Instructions for the task = All entries below are to be set down again, identical to the source.

Provided data =
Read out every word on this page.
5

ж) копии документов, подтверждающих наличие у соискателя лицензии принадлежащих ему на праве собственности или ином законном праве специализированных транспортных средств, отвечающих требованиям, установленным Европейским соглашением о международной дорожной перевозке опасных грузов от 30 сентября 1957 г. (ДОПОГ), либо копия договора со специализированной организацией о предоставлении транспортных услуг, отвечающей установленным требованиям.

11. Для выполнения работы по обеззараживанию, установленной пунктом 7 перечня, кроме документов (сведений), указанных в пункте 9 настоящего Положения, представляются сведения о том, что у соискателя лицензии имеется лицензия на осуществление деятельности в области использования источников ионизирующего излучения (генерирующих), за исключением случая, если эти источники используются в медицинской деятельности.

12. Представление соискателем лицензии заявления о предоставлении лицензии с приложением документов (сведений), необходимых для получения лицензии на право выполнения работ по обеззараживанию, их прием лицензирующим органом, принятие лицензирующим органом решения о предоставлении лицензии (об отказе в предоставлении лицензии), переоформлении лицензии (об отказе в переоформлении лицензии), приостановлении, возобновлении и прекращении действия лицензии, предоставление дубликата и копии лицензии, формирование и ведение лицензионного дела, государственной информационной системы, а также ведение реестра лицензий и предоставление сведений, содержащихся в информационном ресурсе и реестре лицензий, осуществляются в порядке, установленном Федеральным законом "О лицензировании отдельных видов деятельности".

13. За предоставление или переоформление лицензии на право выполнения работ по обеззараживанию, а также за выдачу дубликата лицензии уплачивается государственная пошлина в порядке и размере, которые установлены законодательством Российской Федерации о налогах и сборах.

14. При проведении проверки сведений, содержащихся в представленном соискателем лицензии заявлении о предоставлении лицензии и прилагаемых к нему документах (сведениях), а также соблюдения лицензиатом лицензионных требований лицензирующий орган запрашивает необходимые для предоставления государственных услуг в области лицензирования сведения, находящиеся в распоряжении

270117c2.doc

Solution below =
Read out every word on this page.
5

ж) копии документов, подтверждающих наличие у соискателя лицензии принадлежащих ему на праве собственности или ином законном праве специализированных транспортных средств, отвечающих требованиям, установленным Европейским соглашением о международной дорожной перевозке опасных грузов от 30 сентября 1957 г. (ДОПОГ), либо копия договора со специализированной организацией о предоставлении транспортных услуг, отвечающей установленным требованиям.

11. Для выполнения работы по обеззараживанию, установленной пунктом 7 перечня, кроме документов (сведений), указанных в пункте 9 настоящего Положения, представляются сведения о том, что у соискателя лицензии имеется лицензия на осуществление деятельности в области использования источников ионизирующего излучения (генерирующих), за исключением случая, если эти источники используются в медицинской деятельности.

12. Представление соискателем лицензии заявления о предоставлении лицензии с приложением документов (сведений), необходимых для получения лицензии на право выполнения работ по обеззараживанию, их прием лицензирующим органом, принятие лицензирующим органом решения о предоставлении лицензии (об отказе в предоставлении лицензии), переоформлении лицензии (об отказе в переоформлении лицензии), приостановлении, возобновлении и прекращении действия лицензии, предоставление дубликата и копии лицензии, формирование и ведение лицензионного дела, государственной информационной системы, а также ведение реестра лицензий и предоставление сведений, содержащихся в информационном ресурсе и реестре лицензий, осуществляются в порядке, установленном Федеральным законом "О лицензировании отдельных видов деятельности".

13. За предоставление или переоформление лицензии на право выполнения работ по обеззараживанию, а также за выдачу дубликата лицензии уплачивается государственная пошлина в порядке и размере, которые установлены законодательством Российской Федерации о налогах и сборах.

14. При проведении проверки сведений, содержащихся в представленном соискателем лицензии заявлении о предоставлении лицензии и прилагаемых к нему документах (сведениях), а также соблюдения лицензиатом лицензионных требований лицензирующий орган запрашивает необходимые для предоставления государственных услуг в области лицензирования сведения, находящиеся в распоряжении

270117c2.doc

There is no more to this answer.